Written request =
Repeat the whole listing below, word for word.
— Begin Source material —
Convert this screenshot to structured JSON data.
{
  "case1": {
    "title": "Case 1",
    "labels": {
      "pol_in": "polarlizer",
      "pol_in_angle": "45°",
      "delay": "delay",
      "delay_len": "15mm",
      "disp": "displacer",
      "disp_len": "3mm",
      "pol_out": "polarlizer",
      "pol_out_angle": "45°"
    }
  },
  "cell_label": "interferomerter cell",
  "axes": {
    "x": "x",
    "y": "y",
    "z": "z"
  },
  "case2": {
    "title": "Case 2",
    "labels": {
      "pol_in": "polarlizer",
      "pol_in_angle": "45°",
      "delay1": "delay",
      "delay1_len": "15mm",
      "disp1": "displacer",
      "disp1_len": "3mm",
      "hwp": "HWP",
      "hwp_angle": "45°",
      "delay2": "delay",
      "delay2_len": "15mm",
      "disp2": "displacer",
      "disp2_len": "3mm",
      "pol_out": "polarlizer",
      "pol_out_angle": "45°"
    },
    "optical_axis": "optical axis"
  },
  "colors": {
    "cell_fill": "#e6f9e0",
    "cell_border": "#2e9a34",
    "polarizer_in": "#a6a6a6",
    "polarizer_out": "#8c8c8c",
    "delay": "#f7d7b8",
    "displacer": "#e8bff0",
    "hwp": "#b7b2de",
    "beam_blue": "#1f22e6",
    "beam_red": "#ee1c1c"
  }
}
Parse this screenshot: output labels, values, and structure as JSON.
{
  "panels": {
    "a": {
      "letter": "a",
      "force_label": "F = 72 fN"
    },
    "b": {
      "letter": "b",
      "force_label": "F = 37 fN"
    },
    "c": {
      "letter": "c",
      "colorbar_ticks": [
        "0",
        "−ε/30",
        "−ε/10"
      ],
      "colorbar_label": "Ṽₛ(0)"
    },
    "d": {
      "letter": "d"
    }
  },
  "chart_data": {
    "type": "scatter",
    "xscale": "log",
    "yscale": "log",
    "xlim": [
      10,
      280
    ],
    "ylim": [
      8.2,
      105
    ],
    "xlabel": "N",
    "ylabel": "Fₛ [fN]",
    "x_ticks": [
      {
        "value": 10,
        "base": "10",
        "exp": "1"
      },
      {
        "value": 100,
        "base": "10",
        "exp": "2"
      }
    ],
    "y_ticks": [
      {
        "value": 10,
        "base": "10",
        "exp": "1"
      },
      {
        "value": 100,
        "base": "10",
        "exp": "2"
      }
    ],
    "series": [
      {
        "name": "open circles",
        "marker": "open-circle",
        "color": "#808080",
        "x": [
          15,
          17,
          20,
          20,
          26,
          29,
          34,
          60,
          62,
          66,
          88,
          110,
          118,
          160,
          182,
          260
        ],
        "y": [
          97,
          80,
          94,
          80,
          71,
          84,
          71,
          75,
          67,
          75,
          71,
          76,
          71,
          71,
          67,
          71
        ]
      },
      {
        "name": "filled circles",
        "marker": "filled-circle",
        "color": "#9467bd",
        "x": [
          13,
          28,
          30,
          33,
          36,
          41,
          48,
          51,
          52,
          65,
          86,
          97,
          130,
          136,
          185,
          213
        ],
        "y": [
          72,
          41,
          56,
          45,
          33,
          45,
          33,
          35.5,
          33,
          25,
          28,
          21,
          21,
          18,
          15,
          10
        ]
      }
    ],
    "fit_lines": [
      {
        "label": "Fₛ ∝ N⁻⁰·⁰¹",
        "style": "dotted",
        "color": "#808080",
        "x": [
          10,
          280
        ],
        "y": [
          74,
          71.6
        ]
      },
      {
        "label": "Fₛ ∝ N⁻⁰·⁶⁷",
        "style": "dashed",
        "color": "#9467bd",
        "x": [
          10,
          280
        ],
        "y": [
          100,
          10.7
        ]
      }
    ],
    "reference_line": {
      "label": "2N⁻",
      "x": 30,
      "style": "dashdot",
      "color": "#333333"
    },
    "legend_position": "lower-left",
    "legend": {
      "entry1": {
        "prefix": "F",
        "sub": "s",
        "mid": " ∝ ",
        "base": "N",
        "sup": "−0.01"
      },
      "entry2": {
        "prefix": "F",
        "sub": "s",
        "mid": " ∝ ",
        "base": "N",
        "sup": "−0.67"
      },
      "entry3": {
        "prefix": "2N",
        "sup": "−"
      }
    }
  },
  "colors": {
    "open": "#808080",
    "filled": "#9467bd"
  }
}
— End Source material —
Worked solution =
Convert this screenshot to structured JSON data.
{
  "case1": {
    "title": "Case 1",
    "labels": {
      "pol_in": "polarlizer",
      "pol_in_angle": "45°",
      "delay": "delay",
      "delay_len": "15mm",
      "disp": "displacer",
      "disp_len": "3mm",
      "pol_out": "polarlizer",
      "pol_out_angle": "45°"
    }
  },
  "cell_label": "interferomerter cell",
  "axes": {
    "x": "x",
    "y": "y",
    "z": "z"
  },
  "case2": {
    "title": "Case 2",
    "labels": {
      "pol_in": "polarlizer",
      "pol_in_angle": "45°",
      "delay1": "delay",
      "delay1_len": "15mm",
      "disp1": "displacer",
      "disp1_len": "3mm",
      "hwp": "HWP",
      "hwp_angle": "45°",
      "delay2": "delay",
      "delay2_len": "15mm",
      "disp2": "displacer",
      "disp2_len": "3mm",
      "pol_out": "polarlizer",
      "pol_out_angle": "45°"
    },
    "optical_axis": "optical axis"
  },
  "colors": {
    "cell_fill": "#e6f9e0",
    "cell_border": "#2e9a34",
    "polarizer_in": "#a6a6a6",
    "polarizer_out": "#8c8c8c",
    "delay": "#f7d7b8",
    "displacer": "#e8bff0",
    "hwp": "#b7b2de",
    "beam_blue": "#1f22e6",
    "beam_red": "#ee1c1c"
  }
}
Parse this screenshot: output labels, values, and structure as JSON.
{
  "panels": {
    "a": {
      "letter": "a",
      "force_label": "F = 72 fN"
    },
    "b": {
      "letter": "b",
      "force_label": "F = 37 fN"
    },
    "c": {
      "letter": "c",
      "colorbar_ticks": [
        "0",
        "−ε/30",
        "−ε/10"
      ],
      "colorbar_label": "Ṽₛ(0)"
    },
    "d": {
      "letter": "d"
    }
  },
  "chart_data": {
    "type": "scatter",
    "xscale": "log",
    "yscale": "log",
    "xlim": [
      10,
      280
    ],
    "ylim": [
      8.2,
      105
    ],
    "xlabel": "N",
    "ylabel": "Fₛ [fN]",
    "x_ticks": [
      {
        "value": 10,
        "base": "10",
        "exp": "1"
      },
      {
        "value": 100,
        "base": "10",
        "exp": "2"
      }
    ],
    "y_ticks": [
      {
        "value": 10,
        "base": "10",
        "exp": "1"
      },
      {
        "value": 100,
        "base": "10",
        "exp": "2"
      }
    ],
    "series": [
      {
        "name": "open circles",
        "marker": "open-circle",
        "color": "#808080",
        "x": [
          15,
          17,
          20,
          20,
          26,
          29,
          34,
          60,
          62,
          66,
          88,
          110,
          118,
          160,
          182,
          260
        ],
        "y": [
          97,
          80,
          94,
          80,
          71,
          84,
          71,
          75,
          67,
          75,
          71,
          76,
          71,
          71,
          67,
          71
        ]
      },
      {
        "name": "filled circles",
        "marker": "filled-circle",
        "color": "#9467bd",
        "x": [
          13,
          28,
          30,
          33,
          36,
          41,
          48,
          51,
          52,
          65,
          86,
          97,
          130,
          136,
          185,
          213
        ],
        "y": [
          72,
          41,
          56,
          45,
          33,
          45,
          33,
          35.5,
          33,
          25,
          28,
          21,
          21,
          18,
          15,
          10
        ]
      }
    ],
    "fit_lines": [
      {
        "label": "Fₛ ∝ N⁻⁰·⁰¹",
        "style": "dotted",
        "color": "#808080",
        "x": [
          10,
          280
        ],
        "y": [
          74,
          71.6
        ]
      },
      {
        "label": "Fₛ ∝ N⁻⁰·⁶⁷",
        "style": "dashed",
        "color": "#9467bd",
        "x": [
          10,
          280
        ],
        "y": [
          100,
          10.7
        ]
      }
    ],
    "reference_line": {
      "label": "2N⁻",
      "x": 30,
      "style": "dashdot",
      "color": "#333333"
    },
    "legend_position": "lower-left",
    "legend": {
      "entry1": {
        "prefix": "F",
        "sub": "s",
        "mid": " ∝ ",
        "base": "N",
        "sup": "−0.01"
      },
      "entry2": {
        "prefix": "F",
        "sub": "s",
        "mid": " ∝ ",
        "base": "N",
        "sup": "−0.67"
      },
      "entry3": {
        "prefix": "2N",
        "sup": "−"
      }
    }
  },
  "colors": {
    "open": "#808080",
    "filled": "#9467bd"
  }
}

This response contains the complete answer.